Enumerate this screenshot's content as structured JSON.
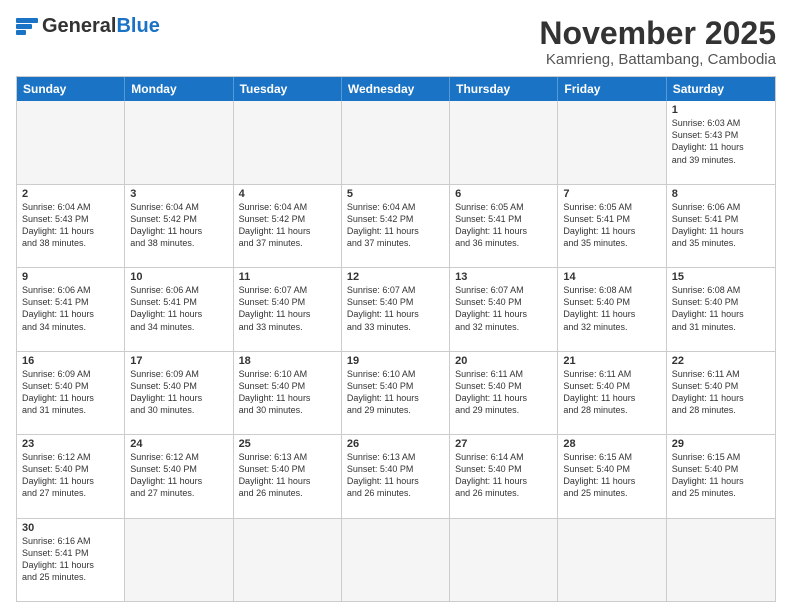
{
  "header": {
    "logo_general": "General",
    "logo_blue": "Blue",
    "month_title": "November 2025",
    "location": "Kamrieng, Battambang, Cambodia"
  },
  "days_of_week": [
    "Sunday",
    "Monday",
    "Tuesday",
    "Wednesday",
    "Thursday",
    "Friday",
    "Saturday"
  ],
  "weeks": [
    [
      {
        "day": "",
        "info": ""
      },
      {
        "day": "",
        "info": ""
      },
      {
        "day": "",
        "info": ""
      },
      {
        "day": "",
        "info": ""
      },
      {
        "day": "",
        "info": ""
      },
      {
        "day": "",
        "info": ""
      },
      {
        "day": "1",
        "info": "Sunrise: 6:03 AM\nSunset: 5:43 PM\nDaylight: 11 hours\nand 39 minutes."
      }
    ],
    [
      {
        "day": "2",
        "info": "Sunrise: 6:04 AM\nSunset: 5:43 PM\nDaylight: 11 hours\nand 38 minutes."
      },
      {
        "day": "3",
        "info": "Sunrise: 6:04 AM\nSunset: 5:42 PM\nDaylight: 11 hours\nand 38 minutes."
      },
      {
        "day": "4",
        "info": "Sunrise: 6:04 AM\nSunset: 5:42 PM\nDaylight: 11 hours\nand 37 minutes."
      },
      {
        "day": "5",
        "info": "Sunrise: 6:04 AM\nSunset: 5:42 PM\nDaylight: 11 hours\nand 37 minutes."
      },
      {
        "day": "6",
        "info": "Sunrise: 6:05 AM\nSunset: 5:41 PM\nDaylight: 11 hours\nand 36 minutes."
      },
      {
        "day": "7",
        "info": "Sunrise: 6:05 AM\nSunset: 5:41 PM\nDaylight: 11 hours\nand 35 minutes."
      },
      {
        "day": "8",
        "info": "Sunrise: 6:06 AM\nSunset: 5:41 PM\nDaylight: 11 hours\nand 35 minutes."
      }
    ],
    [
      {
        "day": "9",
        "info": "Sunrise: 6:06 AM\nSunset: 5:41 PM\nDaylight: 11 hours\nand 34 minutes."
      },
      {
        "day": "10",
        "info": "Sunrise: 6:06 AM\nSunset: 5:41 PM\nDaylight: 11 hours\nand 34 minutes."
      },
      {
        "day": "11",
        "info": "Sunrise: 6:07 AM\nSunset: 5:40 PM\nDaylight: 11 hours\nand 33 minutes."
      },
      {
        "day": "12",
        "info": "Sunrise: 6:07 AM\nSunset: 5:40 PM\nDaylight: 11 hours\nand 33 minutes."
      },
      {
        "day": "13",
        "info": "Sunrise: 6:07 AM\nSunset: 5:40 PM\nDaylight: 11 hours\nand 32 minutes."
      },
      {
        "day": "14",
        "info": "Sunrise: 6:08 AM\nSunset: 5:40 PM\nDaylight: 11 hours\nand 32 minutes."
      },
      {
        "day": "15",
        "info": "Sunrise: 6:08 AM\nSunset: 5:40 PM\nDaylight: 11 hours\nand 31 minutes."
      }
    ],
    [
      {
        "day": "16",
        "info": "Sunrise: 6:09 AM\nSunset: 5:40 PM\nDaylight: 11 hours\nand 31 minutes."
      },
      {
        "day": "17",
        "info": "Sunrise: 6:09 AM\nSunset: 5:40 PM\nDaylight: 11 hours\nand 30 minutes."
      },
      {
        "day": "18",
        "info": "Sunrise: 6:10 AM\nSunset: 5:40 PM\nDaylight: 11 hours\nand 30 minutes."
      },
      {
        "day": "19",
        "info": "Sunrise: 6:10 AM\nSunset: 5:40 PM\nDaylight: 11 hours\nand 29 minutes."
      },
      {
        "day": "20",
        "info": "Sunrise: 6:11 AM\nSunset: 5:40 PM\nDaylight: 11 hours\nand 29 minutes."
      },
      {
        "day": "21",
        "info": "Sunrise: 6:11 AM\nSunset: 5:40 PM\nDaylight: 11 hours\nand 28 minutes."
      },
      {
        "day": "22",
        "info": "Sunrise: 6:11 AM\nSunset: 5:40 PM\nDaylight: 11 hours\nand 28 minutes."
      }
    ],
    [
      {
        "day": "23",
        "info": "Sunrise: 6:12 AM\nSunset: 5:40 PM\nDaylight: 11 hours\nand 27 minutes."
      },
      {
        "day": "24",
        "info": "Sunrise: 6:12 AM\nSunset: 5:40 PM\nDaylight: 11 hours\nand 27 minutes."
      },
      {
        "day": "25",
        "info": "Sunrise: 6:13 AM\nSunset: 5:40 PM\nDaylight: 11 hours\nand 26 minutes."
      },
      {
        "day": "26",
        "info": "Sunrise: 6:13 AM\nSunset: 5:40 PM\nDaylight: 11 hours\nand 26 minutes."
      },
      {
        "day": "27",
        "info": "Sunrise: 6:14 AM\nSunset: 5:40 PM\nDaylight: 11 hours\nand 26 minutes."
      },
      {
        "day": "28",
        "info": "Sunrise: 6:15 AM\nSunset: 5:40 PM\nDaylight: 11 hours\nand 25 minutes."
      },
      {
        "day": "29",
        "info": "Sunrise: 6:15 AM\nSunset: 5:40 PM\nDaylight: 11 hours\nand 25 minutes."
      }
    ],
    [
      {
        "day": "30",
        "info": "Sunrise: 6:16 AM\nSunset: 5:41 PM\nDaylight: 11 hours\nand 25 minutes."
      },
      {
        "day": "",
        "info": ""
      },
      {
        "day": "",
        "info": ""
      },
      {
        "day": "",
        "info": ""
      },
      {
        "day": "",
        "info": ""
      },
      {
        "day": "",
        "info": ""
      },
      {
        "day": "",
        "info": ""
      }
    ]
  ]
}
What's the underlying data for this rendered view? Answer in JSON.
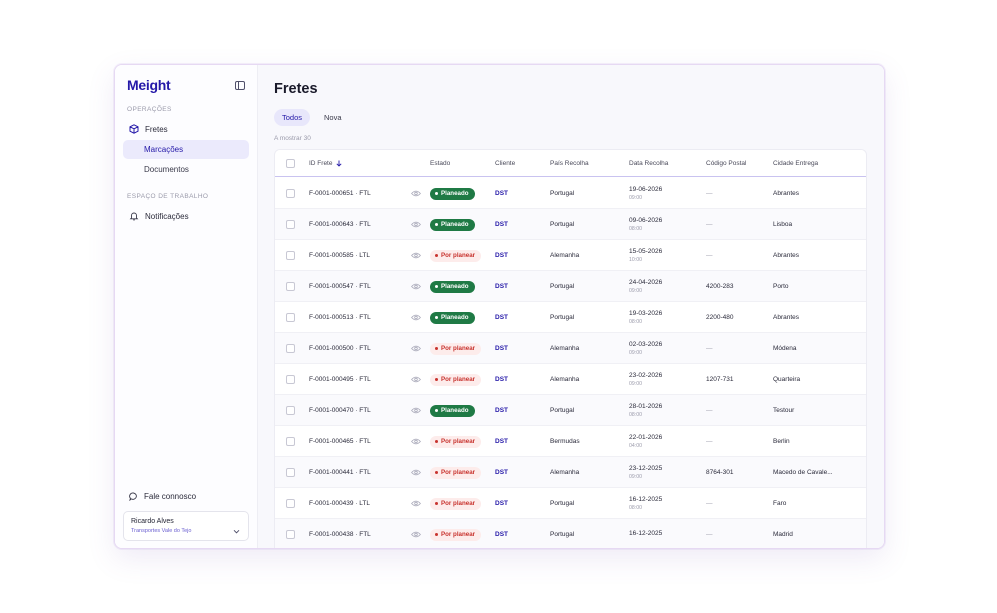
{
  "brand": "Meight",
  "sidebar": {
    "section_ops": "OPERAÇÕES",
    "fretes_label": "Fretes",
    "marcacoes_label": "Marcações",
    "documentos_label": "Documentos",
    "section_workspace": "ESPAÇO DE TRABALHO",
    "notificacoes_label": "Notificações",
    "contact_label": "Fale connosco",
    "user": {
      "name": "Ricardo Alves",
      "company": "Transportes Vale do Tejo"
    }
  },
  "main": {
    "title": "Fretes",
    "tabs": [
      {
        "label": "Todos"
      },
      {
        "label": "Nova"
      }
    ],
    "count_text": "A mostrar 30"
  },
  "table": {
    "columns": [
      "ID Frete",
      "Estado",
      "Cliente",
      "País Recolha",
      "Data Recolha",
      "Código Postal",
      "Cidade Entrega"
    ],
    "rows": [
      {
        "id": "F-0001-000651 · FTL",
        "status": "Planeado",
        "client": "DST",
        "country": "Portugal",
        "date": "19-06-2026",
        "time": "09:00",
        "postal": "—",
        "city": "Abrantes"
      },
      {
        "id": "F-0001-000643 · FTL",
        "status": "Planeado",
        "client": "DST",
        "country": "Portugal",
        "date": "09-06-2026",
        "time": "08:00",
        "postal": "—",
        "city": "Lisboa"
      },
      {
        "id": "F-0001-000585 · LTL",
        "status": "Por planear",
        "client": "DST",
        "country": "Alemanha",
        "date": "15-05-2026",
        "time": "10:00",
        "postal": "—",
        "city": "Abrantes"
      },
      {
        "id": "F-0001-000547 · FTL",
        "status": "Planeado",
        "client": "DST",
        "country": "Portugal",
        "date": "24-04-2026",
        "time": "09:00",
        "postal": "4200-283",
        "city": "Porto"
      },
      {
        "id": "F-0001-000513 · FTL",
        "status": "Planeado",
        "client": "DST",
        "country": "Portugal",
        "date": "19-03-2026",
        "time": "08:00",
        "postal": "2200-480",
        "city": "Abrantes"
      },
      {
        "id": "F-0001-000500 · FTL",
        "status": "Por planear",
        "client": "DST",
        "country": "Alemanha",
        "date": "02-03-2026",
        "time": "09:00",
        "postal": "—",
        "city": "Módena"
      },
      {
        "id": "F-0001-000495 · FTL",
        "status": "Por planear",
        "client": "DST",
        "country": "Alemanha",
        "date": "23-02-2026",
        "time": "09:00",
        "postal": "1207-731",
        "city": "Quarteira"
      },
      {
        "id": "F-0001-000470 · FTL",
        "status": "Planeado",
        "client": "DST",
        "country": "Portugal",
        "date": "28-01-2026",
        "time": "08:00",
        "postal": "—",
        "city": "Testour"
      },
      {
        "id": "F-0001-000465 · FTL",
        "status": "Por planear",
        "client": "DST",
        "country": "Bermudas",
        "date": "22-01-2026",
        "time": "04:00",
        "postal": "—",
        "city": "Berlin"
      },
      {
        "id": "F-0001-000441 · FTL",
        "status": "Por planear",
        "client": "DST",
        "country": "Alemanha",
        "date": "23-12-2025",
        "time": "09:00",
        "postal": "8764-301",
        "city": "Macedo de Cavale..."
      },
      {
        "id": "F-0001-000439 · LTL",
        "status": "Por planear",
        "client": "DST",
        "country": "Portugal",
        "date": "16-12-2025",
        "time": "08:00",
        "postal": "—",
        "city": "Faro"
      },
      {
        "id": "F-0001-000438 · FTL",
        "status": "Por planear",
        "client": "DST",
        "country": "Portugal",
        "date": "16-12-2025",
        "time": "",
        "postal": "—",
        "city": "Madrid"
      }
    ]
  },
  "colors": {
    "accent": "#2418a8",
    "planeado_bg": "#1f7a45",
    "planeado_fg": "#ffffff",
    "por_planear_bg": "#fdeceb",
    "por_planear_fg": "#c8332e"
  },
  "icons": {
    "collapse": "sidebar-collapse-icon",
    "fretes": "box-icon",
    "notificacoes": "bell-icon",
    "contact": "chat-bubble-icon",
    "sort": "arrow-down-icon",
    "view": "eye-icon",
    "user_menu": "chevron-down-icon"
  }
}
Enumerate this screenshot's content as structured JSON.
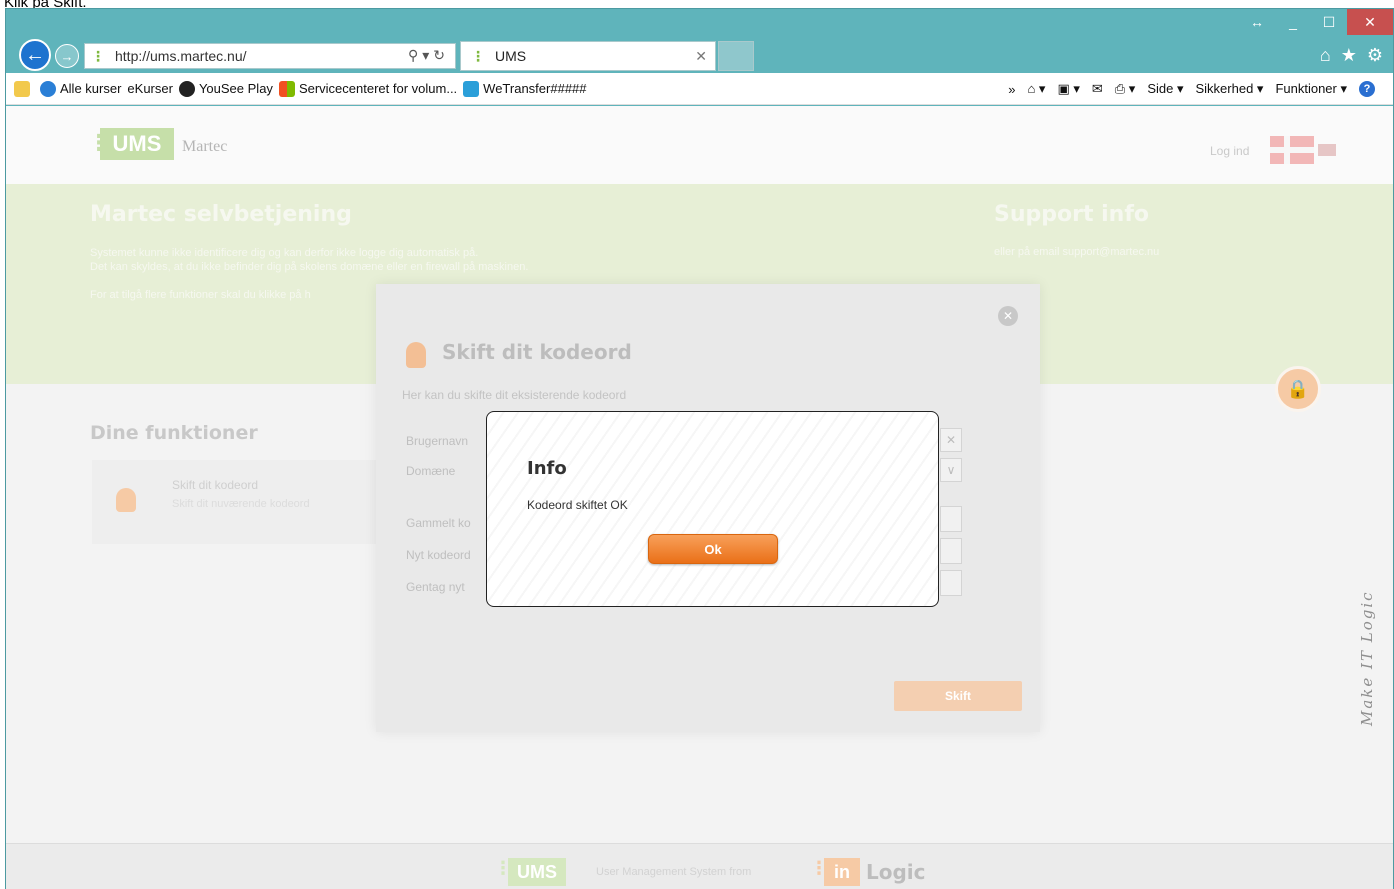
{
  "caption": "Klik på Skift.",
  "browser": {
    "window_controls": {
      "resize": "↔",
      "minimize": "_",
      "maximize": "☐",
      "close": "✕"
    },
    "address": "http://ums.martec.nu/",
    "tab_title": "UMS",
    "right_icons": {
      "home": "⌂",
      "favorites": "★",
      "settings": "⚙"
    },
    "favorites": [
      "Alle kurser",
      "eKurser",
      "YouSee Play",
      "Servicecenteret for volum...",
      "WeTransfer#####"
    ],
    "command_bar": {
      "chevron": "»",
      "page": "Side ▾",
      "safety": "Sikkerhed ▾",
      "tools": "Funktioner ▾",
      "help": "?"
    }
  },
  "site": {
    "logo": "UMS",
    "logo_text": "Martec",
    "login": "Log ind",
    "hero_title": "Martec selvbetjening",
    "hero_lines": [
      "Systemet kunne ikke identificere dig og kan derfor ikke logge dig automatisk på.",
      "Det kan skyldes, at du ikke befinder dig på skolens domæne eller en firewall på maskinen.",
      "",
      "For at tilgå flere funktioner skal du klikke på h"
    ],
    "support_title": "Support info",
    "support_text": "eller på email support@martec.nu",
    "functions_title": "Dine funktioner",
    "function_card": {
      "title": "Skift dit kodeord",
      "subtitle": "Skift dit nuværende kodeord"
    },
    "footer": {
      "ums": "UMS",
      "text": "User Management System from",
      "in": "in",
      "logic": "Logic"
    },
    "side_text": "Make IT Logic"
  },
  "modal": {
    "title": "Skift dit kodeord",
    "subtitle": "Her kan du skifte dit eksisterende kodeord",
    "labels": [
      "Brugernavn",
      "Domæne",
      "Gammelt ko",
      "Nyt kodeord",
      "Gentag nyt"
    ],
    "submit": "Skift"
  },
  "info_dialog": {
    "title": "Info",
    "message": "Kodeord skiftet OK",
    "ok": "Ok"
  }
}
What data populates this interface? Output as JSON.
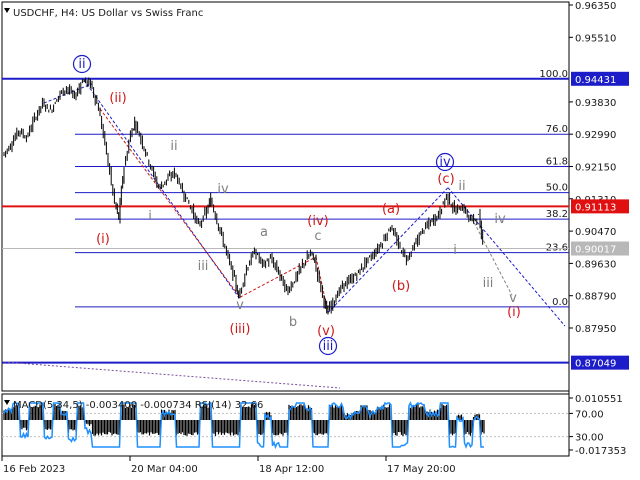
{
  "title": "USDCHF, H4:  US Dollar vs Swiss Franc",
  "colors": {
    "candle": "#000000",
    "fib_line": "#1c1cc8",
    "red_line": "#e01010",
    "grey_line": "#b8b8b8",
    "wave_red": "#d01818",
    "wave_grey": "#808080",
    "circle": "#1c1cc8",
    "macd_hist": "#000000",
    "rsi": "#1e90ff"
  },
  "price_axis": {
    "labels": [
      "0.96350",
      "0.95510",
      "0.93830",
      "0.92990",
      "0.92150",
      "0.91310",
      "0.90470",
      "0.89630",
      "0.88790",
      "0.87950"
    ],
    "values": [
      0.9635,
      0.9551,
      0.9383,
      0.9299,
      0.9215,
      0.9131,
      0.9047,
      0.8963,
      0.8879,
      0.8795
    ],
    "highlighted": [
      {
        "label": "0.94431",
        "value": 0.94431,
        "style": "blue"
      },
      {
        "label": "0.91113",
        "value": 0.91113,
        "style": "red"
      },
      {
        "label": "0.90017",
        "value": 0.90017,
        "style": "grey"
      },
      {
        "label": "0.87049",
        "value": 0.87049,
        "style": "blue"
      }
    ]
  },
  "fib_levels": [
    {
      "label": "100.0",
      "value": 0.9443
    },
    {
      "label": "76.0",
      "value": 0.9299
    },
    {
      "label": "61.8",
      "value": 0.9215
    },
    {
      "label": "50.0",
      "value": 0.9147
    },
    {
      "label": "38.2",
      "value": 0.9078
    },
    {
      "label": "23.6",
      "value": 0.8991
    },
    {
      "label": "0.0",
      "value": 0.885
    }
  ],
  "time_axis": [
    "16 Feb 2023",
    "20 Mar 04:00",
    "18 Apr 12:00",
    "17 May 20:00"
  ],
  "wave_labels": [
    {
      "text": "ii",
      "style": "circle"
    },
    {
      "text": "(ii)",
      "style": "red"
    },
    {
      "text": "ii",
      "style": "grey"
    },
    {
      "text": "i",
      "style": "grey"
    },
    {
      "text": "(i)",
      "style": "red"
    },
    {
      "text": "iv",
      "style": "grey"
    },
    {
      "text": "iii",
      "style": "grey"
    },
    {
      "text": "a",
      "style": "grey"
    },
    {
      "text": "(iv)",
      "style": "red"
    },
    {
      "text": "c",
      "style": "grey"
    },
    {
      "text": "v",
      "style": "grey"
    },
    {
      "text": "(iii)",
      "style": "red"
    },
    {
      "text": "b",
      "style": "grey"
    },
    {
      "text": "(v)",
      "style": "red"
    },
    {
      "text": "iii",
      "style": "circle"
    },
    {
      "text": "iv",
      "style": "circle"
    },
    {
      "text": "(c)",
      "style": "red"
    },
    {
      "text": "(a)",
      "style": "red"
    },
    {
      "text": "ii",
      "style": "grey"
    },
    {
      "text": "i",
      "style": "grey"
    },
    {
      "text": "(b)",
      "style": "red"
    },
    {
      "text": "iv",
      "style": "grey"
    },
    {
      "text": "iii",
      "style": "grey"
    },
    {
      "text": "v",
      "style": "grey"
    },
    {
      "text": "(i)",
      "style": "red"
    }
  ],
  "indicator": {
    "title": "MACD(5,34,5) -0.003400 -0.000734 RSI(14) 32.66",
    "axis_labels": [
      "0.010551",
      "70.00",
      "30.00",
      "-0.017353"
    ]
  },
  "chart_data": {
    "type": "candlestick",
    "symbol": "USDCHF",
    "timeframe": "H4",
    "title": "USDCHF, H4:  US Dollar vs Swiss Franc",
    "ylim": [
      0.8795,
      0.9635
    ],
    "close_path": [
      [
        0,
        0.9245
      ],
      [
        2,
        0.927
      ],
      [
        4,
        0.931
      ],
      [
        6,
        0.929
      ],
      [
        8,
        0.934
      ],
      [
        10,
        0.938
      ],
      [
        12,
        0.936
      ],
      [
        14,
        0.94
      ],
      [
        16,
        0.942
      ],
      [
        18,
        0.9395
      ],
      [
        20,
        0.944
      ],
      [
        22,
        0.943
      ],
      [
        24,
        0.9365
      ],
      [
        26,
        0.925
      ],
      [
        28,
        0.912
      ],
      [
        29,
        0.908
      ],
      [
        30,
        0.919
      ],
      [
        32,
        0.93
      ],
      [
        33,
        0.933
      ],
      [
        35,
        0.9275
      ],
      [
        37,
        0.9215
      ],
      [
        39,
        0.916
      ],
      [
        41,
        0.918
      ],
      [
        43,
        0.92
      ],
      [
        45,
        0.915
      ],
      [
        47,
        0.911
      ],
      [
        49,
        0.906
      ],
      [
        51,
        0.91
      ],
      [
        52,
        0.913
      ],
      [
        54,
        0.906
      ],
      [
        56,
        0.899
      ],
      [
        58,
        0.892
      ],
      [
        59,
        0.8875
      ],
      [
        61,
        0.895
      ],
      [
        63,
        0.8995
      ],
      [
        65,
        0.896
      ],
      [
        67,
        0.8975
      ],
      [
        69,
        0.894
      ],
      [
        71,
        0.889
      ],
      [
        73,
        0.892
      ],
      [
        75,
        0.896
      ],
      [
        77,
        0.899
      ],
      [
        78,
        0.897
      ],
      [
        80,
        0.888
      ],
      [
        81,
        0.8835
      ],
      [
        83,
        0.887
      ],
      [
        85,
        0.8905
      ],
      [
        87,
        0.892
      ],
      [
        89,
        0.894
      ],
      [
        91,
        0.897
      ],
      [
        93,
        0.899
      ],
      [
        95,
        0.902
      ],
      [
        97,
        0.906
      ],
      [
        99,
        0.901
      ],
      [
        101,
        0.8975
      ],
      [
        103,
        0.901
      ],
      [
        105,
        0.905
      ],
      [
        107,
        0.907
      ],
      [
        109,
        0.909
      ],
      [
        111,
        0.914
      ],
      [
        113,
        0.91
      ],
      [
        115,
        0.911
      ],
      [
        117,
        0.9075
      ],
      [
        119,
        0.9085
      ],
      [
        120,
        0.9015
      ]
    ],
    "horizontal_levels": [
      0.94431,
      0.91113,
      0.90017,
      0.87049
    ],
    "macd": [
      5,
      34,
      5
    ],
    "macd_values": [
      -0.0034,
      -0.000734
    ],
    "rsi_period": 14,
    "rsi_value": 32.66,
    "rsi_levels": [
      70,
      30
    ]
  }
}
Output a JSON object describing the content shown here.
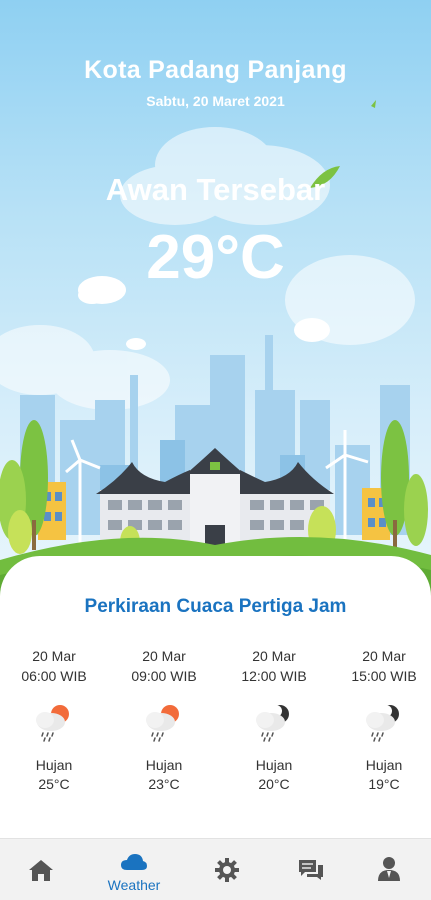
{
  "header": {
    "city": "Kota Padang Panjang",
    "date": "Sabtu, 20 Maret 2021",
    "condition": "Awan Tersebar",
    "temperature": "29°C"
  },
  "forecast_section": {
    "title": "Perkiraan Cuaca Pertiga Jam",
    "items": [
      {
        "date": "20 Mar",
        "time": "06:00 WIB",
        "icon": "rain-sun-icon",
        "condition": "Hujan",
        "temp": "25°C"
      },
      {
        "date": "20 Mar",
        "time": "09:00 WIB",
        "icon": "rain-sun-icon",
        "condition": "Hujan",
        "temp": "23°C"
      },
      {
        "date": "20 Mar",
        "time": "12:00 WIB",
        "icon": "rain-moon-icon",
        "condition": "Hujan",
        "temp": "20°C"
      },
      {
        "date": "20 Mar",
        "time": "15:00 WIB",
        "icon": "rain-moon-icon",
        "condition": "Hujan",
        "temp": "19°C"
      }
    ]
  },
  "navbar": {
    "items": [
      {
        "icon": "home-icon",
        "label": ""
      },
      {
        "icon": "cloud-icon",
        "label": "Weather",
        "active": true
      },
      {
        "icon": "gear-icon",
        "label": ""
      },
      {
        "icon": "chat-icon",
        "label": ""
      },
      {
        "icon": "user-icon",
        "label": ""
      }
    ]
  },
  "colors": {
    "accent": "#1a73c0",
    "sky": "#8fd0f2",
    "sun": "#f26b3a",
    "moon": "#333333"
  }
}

■ Job: Locate the line containing "Output a JSON" in the records above, then output it and every line after it through the last, excluding pictures.

■ Problem solution:
Output a JSON object describing the content shown here.
{
  "header": {
    "city": "Kota Padang Panjang",
    "date": "Sabtu, 20 Maret 2021",
    "condition": "Awan Tersebar",
    "temperature": "29°C"
  },
  "forecast_section": {
    "title": "Perkiraan Cuaca Pertiga Jam",
    "items": [
      {
        "date": "20 Mar",
        "time": "06:00 WIB",
        "icon": "rain-sun-icon",
        "condition": "Hujan",
        "temp": "25°C"
      },
      {
        "date": "20 Mar",
        "time": "09:00 WIB",
        "icon": "rain-sun-icon",
        "condition": "Hujan",
        "temp": "23°C"
      },
      {
        "date": "20 Mar",
        "time": "12:00 WIB",
        "icon": "rain-moon-icon",
        "condition": "Hujan",
        "temp": "20°C"
      },
      {
        "date": "20 Mar",
        "time": "15:00 WIB",
        "icon": "rain-moon-icon",
        "condition": "Hujan",
        "temp": "19°C"
      }
    ]
  },
  "navbar": {
    "items": [
      {
        "icon": "home-icon",
        "label": ""
      },
      {
        "icon": "cloud-icon",
        "label": "Weather",
        "active": true
      },
      {
        "icon": "gear-icon",
        "label": ""
      },
      {
        "icon": "chat-icon",
        "label": ""
      },
      {
        "icon": "user-icon",
        "label": ""
      }
    ]
  },
  "colors": {
    "accent": "#1a73c0",
    "sky": "#8fd0f2",
    "sun": "#f26b3a",
    "moon": "#333333"
  }
}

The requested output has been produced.